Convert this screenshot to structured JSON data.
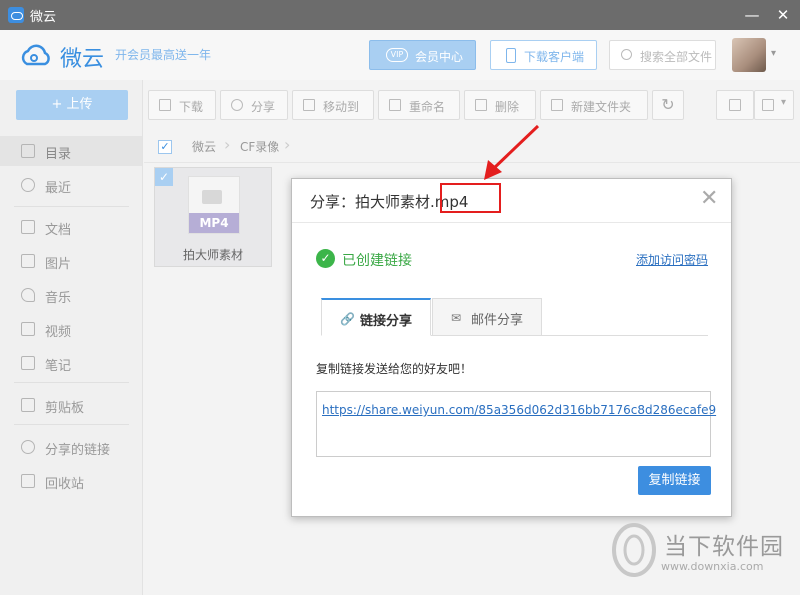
{
  "window": {
    "title": "微云",
    "minimize_glyph": "—",
    "close_glyph": "✕"
  },
  "header": {
    "brand": "微云",
    "slogan": "开会员最高送一年",
    "vip_button": "会员中心",
    "vip_badge": "VIP",
    "download_button": "下载客户端",
    "search_placeholder": "搜索全部文件",
    "avatar_caret": "▾"
  },
  "sidebar": {
    "upload_button": "+ 上传",
    "items": [
      {
        "label": "目录",
        "icon": "list-icon",
        "active": true
      },
      {
        "label": "最近",
        "icon": "clock-icon"
      },
      {
        "label": "文档",
        "icon": "document-icon"
      },
      {
        "label": "图片",
        "icon": "image-icon"
      },
      {
        "label": "音乐",
        "icon": "music-icon"
      },
      {
        "label": "视频",
        "icon": "video-icon"
      },
      {
        "label": "笔记",
        "icon": "note-icon"
      },
      {
        "label": "剪贴板",
        "icon": "clipboard-icon"
      },
      {
        "label": "分享的链接",
        "icon": "link-icon"
      },
      {
        "label": "回收站",
        "icon": "trash-icon"
      }
    ]
  },
  "toolbar": {
    "download": "下载",
    "share": "分享",
    "move": "移动到",
    "rename": "重命名",
    "delete": "删除",
    "new_folder": "新建文件夹",
    "refresh_glyph": "↻",
    "view_glyph": "▾"
  },
  "breadcrumb": {
    "check": "✓",
    "items": [
      "微云",
      "CF录像"
    ],
    "sep": "›"
  },
  "file": {
    "name": "拍大师素材",
    "type_tag": "MP4",
    "check": "✓"
  },
  "dialog": {
    "title": "分享：拍大师素材.mp4",
    "close_glyph": "✕",
    "status_check": "✓",
    "status": "已创建链接",
    "add_password": "添加访问密码",
    "tabs": [
      {
        "label": "链接分享",
        "icon": "link-icon",
        "glyph": "🔗"
      },
      {
        "label": "邮件分享",
        "icon": "mail-icon",
        "glyph": "✉"
      }
    ],
    "hint": "复制链接发送给您的好友吧！",
    "link": "https://share.weiyun.com/85a356d062d316bb7176c8d286ecafe9",
    "copy_button": "复制链接"
  },
  "watermark": {
    "title": "当下软件园",
    "url": "www.downxia.com"
  }
}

# INSTRUCTIONS FOR THE TASK
Give the entries again word for word, but skip the pictures.

# EXERCISE OUTPUT
Convert this screenshot to structured JSON data.
{
  "window": {
    "title": "微云",
    "minimize_glyph": "—",
    "close_glyph": "✕"
  },
  "header": {
    "brand": "微云",
    "slogan": "开会员最高送一年",
    "vip_button": "会员中心",
    "vip_badge": "VIP",
    "download_button": "下载客户端",
    "search_placeholder": "搜索全部文件",
    "avatar_caret": "▾"
  },
  "sidebar": {
    "upload_button": "+ 上传",
    "items": [
      {
        "label": "目录",
        "icon": "list-icon",
        "active": true
      },
      {
        "label": "最近",
        "icon": "clock-icon"
      },
      {
        "label": "文档",
        "icon": "document-icon"
      },
      {
        "label": "图片",
        "icon": "image-icon"
      },
      {
        "label": "音乐",
        "icon": "music-icon"
      },
      {
        "label": "视频",
        "icon": "video-icon"
      },
      {
        "label": "笔记",
        "icon": "note-icon"
      },
      {
        "label": "剪贴板",
        "icon": "clipboard-icon"
      },
      {
        "label": "分享的链接",
        "icon": "link-icon"
      },
      {
        "label": "回收站",
        "icon": "trash-icon"
      }
    ]
  },
  "toolbar": {
    "download": "下载",
    "share": "分享",
    "move": "移动到",
    "rename": "重命名",
    "delete": "删除",
    "new_folder": "新建文件夹",
    "refresh_glyph": "↻",
    "view_glyph": "▾"
  },
  "breadcrumb": {
    "check": "✓",
    "items": [
      "微云",
      "CF录像"
    ],
    "sep": "›"
  },
  "file": {
    "name": "拍大师素材",
    "type_tag": "MP4",
    "check": "✓"
  },
  "dialog": {
    "title": "分享：拍大师素材.mp4",
    "close_glyph": "✕",
    "status_check": "✓",
    "status": "已创建链接",
    "add_password": "添加访问密码",
    "tabs": [
      {
        "label": "链接分享",
        "icon": "link-icon",
        "glyph": "🔗"
      },
      {
        "label": "邮件分享",
        "icon": "mail-icon",
        "glyph": "✉"
      }
    ],
    "hint": "复制链接发送给您的好友吧！",
    "link": "https://share.weiyun.com/85a356d062d316bb7176c8d286ecafe9",
    "copy_button": "复制链接"
  },
  "watermark": {
    "title": "当下软件园",
    "url": "www.downxia.com"
  }
}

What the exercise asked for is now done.